§ BLOC DE TEXTE:
* * * * * * *

"Frankenweenie", le cadavre exquis de Burton

Dès le prégénérique, Tim Burton annonce les couleurs : noir et blanc gothiques qui phagocytent le château de la Belle au bois dormant, dans le célèbre logo des studios Disney. Sacrée revanche pour le vilain petit canard qui s’était fait virer comme un malpropre en 1984.

Alain Lorfèvre
"Frankenweenie", le cadavre exquis de Burton
©Disney

Dès le prégénérique, Tim Burton annonce les couleurs : noir et blanc gothiques qui phagocytent le château de la Belle au bois dormant, dans le célèbre logo des studios Disney. Sacrée revanche pour le vilain petit canard qui s’était fait virer comme un malpropre en 1984. A l’époque, son court métrage "Frankenweenie" avait amené les responsables du studio à pousser vers la porte cet animateur aux goûts par trop décalés par rapport aux normes maison.

* * * * * * *

§ QUESTIONS:
1. Traduisez en anglais cette phrase de l'article sur « Frankenweenie » : « Sacrée revanche pour le vilain petit canard qui s’était fait virer comme un malpropre en 1984. »
2. Poursuivez, s'il vous plaît, l'article sur « Frankenweenie » à la suite de sa dernière phrase.

* * * * * * *

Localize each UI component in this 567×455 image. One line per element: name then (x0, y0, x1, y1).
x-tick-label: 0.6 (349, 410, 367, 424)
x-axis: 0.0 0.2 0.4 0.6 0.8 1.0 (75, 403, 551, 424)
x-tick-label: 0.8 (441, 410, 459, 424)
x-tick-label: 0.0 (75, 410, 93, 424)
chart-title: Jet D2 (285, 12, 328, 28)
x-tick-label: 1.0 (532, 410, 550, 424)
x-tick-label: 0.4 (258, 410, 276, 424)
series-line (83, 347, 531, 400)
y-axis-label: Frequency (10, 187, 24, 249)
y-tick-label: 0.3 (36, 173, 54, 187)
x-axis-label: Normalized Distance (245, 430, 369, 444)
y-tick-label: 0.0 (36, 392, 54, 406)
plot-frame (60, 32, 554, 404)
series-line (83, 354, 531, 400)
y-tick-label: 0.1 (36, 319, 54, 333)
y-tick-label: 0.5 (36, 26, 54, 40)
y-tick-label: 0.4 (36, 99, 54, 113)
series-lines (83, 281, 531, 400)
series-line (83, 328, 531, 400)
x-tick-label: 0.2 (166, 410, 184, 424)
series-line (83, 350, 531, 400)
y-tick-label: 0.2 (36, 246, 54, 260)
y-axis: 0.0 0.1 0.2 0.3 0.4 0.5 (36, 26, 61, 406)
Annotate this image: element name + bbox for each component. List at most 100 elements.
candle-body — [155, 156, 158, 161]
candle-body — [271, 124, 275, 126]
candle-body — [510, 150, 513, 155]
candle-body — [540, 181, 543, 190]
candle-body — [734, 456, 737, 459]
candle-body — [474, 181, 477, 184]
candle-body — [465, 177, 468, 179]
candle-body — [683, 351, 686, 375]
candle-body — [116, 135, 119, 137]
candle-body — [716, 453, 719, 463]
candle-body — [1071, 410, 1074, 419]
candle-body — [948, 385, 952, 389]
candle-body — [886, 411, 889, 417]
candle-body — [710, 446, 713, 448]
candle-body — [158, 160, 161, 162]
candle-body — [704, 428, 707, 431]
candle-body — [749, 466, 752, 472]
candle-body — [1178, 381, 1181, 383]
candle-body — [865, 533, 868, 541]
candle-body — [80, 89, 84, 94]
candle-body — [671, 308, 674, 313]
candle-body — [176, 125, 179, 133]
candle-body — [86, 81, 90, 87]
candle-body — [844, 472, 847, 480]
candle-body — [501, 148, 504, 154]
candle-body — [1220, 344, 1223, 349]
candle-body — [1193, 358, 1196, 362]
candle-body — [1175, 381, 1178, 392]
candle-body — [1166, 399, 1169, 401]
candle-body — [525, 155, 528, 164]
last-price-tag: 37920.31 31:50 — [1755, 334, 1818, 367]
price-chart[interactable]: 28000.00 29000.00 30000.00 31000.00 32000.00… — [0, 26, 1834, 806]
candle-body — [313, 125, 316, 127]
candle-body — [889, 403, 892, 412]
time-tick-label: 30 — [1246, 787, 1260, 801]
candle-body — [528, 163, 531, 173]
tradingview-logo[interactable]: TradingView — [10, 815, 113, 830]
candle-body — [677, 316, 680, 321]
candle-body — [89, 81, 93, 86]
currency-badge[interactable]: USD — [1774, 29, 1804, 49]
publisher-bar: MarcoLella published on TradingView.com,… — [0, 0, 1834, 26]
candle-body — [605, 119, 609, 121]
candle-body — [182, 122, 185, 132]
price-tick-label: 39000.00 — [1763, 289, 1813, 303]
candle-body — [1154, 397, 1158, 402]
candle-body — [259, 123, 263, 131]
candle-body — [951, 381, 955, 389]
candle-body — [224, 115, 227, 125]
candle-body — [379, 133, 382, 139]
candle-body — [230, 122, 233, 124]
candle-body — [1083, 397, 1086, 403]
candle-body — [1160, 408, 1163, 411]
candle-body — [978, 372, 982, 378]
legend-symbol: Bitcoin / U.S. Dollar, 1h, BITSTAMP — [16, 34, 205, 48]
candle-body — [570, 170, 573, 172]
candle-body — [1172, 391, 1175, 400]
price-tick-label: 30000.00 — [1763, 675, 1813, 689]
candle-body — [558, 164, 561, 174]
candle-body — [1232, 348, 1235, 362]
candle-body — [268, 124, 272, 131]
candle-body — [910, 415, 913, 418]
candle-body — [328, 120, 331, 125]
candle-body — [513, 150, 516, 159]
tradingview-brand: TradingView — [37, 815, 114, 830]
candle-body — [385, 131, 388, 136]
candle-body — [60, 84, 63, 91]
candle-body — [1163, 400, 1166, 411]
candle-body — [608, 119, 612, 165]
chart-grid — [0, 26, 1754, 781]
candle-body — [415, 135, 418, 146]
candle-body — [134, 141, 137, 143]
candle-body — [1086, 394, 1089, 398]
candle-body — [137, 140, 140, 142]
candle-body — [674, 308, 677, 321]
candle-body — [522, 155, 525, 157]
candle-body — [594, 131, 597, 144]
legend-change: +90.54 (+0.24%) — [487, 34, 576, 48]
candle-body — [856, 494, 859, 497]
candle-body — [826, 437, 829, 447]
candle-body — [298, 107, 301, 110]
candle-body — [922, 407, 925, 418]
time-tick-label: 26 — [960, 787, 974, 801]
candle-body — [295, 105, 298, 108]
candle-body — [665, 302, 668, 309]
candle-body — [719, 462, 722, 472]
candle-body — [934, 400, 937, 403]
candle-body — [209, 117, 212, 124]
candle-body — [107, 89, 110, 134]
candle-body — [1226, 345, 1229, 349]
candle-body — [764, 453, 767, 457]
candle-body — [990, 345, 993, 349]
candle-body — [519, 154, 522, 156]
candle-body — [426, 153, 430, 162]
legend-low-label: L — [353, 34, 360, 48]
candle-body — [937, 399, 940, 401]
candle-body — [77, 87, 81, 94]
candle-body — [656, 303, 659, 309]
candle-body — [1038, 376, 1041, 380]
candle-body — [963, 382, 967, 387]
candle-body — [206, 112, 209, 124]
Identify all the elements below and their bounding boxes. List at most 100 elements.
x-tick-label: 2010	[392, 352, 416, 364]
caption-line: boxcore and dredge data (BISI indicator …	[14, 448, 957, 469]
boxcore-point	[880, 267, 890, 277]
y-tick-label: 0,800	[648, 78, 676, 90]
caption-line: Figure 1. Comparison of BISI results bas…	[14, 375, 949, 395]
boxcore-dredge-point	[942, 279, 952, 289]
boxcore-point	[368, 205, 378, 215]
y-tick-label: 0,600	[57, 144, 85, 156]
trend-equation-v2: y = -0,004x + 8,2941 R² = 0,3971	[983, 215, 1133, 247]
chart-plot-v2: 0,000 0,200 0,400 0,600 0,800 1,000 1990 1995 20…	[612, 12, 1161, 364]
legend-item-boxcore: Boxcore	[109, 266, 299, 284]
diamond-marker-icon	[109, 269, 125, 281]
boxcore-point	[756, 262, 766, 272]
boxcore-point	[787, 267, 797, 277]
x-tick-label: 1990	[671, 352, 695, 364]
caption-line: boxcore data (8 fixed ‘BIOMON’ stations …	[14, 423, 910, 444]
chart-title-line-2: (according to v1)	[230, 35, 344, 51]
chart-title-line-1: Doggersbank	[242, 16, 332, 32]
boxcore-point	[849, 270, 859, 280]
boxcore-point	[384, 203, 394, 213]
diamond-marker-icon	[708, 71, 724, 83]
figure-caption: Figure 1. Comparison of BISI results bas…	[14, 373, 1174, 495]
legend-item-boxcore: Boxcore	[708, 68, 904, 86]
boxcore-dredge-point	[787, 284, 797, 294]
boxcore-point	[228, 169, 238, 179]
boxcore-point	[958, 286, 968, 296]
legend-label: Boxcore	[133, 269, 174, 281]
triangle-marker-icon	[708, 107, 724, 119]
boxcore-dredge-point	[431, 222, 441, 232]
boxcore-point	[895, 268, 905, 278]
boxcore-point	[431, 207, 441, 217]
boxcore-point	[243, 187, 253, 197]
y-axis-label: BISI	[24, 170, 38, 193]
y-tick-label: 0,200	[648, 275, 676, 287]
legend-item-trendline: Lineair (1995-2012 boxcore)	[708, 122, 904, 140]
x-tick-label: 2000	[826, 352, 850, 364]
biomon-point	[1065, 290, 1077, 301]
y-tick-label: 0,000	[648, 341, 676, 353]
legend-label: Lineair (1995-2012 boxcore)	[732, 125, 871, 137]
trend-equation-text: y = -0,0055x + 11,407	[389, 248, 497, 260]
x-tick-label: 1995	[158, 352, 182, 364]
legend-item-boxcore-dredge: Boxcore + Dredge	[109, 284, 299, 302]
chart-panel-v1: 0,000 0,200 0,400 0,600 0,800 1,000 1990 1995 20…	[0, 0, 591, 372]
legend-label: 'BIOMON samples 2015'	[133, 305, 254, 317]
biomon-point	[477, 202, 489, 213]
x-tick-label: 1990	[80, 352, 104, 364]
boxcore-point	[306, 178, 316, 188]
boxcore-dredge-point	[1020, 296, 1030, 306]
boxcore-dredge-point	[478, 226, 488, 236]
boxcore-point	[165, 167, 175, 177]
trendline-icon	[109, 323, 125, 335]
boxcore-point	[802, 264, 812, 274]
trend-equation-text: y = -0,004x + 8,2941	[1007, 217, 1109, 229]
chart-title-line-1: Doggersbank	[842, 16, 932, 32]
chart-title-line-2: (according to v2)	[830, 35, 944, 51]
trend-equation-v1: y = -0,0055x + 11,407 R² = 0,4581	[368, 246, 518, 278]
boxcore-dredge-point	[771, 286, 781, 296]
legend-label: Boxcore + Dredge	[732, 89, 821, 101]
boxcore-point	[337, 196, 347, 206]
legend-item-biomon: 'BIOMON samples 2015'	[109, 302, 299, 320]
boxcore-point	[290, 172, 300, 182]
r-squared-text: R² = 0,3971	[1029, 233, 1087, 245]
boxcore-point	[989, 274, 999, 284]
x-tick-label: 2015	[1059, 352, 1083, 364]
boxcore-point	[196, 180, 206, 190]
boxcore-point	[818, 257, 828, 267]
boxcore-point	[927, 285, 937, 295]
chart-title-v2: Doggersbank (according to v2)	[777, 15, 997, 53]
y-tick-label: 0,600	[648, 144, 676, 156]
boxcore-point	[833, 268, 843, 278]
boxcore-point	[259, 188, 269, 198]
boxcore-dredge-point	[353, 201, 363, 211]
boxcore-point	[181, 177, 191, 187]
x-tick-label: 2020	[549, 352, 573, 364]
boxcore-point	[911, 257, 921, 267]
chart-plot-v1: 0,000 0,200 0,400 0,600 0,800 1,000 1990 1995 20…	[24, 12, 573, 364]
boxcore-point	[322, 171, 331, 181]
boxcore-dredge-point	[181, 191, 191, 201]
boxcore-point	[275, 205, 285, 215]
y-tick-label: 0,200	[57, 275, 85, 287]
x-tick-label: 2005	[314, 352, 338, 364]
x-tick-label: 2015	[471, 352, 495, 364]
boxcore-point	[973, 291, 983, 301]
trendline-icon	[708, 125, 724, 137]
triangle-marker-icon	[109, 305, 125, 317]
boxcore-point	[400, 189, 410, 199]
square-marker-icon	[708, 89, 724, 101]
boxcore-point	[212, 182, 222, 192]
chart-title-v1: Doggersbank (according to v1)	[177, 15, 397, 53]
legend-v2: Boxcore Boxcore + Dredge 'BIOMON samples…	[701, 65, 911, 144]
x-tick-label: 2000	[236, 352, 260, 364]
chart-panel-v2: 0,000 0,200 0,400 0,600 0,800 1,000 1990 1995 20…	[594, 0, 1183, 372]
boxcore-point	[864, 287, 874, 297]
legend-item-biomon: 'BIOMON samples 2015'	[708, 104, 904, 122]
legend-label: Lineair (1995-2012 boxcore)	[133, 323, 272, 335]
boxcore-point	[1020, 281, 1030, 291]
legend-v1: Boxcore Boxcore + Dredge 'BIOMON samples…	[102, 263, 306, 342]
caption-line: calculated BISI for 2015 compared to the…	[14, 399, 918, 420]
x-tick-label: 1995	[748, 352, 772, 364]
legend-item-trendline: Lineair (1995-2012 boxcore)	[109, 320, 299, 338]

* * * * * * *

§ CORRIGÉ:
1. Quite a revenge for the ugly duckling who had been unceremoniously kicked out in 1984.

2.
Vingt-huit ans plus tard, Tim Burton, fort de sa renommée et, surtout, du succès il y a deux ans de son adaptation de "Alice aux pays des merveilles" (produit et distribué par Disney), a pu revenir par la grande porte dans la maison de Burbank et obtenir une liberté artistique pour la transposition en long métrage de son péché de jeunesse. Il a été tourné en noir et blanc (un sacré pari commercial, surtout aux Etats-Unis) et en stop-motion, soit de la prise de vues image par image, une technique d’animation artisanale parmi les plus anciennes du cinéma, et extrêmement coûteuse. Seule concession du réalisateur au studio : sa sortie en relief 3D. Encore qu’on puisse y voir un hommage de Burton à la vogue des films 3D, qui sévissait dans les années 50 : le début du film y fait allusion.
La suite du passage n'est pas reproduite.